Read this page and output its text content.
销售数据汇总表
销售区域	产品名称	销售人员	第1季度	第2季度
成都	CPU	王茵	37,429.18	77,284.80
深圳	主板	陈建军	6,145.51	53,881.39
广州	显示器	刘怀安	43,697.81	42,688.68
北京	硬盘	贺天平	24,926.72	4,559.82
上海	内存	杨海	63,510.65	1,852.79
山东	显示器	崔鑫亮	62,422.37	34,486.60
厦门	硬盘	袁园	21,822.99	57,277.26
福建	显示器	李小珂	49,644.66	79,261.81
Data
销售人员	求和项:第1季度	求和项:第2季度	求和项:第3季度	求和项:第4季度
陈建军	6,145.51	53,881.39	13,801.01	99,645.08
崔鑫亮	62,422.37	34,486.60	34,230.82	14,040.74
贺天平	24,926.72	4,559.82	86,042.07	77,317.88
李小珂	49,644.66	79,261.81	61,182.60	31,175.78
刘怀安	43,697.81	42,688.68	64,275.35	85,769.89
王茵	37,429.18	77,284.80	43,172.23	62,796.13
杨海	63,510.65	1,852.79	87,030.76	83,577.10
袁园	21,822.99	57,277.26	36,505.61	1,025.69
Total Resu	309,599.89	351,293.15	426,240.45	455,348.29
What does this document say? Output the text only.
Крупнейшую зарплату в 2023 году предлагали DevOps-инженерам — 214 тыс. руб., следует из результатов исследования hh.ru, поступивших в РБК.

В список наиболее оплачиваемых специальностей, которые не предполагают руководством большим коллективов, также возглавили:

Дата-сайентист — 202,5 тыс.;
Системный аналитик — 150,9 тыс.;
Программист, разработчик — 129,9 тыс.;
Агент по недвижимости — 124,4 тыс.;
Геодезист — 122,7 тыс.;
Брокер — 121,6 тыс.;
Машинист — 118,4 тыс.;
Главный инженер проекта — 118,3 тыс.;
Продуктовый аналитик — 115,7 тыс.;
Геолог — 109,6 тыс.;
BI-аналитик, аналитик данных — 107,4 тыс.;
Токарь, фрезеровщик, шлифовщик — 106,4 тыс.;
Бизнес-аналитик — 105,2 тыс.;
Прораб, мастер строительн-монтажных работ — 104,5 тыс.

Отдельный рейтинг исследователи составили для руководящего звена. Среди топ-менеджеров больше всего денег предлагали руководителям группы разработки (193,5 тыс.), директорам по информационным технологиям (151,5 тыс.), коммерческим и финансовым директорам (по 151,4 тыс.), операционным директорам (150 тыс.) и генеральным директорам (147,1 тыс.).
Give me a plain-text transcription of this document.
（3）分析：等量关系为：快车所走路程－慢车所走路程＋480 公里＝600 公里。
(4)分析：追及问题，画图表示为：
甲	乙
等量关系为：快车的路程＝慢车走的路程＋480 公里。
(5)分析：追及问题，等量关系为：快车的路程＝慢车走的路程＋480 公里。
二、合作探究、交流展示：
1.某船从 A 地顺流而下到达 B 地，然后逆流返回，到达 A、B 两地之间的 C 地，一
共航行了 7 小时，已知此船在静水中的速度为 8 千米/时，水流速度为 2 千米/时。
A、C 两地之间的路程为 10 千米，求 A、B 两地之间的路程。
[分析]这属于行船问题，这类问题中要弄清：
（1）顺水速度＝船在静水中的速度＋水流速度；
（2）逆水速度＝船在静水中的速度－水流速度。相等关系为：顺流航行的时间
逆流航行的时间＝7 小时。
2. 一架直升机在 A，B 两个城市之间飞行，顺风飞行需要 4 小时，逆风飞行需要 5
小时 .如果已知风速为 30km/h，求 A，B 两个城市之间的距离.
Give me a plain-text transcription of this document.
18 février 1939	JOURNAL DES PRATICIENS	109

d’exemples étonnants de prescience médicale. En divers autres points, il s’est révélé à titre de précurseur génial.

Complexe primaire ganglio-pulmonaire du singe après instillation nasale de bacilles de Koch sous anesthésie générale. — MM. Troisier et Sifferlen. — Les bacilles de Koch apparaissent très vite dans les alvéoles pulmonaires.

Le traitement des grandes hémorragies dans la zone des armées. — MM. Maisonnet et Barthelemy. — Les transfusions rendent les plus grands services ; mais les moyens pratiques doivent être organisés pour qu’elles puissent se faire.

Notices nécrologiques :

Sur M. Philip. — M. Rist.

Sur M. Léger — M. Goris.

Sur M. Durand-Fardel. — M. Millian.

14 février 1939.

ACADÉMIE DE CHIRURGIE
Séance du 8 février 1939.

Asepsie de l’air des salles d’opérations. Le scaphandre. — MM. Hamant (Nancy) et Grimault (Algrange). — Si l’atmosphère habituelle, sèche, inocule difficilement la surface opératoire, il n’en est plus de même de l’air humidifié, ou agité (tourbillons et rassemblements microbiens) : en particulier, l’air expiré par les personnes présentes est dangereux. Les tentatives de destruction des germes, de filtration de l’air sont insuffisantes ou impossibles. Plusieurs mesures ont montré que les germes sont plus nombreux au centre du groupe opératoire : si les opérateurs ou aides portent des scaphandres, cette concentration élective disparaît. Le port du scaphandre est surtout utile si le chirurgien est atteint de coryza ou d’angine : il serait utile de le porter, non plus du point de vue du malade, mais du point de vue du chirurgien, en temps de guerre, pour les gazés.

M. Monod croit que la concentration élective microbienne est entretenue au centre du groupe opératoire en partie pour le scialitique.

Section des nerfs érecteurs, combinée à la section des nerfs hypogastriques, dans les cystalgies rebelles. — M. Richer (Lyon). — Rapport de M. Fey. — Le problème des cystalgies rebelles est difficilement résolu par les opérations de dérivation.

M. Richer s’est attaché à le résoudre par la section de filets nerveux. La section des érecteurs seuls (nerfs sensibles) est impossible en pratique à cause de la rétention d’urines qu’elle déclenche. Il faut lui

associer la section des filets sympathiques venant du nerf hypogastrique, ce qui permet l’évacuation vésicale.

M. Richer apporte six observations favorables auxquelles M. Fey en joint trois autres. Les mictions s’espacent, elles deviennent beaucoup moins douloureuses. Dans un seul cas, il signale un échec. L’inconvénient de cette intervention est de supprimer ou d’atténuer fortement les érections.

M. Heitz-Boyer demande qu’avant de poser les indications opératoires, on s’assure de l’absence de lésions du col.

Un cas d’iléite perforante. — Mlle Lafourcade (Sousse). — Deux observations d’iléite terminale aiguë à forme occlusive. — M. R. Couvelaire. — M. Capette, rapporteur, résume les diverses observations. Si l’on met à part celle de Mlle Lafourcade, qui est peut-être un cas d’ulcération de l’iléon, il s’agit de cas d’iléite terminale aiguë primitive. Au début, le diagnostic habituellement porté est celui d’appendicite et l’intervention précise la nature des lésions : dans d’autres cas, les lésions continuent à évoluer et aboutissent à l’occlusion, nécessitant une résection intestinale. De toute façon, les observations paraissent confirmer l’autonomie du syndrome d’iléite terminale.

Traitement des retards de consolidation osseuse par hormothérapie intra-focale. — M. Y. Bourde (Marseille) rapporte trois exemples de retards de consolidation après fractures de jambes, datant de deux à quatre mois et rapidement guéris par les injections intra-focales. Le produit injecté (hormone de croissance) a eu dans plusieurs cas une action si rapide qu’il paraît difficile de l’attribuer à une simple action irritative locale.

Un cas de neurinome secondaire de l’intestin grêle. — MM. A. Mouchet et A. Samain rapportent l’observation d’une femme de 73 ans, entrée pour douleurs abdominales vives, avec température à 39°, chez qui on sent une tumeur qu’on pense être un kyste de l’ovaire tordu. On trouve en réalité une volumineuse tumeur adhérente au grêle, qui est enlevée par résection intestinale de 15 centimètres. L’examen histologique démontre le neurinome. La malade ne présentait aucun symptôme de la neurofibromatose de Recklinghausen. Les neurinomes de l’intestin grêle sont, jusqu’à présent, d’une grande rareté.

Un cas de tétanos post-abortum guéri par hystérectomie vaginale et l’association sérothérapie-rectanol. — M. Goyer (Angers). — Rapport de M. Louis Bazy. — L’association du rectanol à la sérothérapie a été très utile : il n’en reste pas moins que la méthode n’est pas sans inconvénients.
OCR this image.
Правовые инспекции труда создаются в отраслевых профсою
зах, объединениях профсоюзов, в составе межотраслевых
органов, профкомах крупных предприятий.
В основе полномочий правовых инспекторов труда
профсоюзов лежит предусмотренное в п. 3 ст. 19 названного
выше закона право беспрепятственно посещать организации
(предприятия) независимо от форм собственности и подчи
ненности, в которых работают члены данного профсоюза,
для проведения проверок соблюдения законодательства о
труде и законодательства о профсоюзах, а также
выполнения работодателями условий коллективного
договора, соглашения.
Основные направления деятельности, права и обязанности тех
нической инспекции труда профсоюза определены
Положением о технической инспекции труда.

***

# THE TASK
Collect every line above that contains the word "инспекции".

# EXERCISE RESULT
Правовые инспекции труда создаются в отраслевых профсою
нической инспекции труда профсоюза определены
Положением о технической инспекции труда.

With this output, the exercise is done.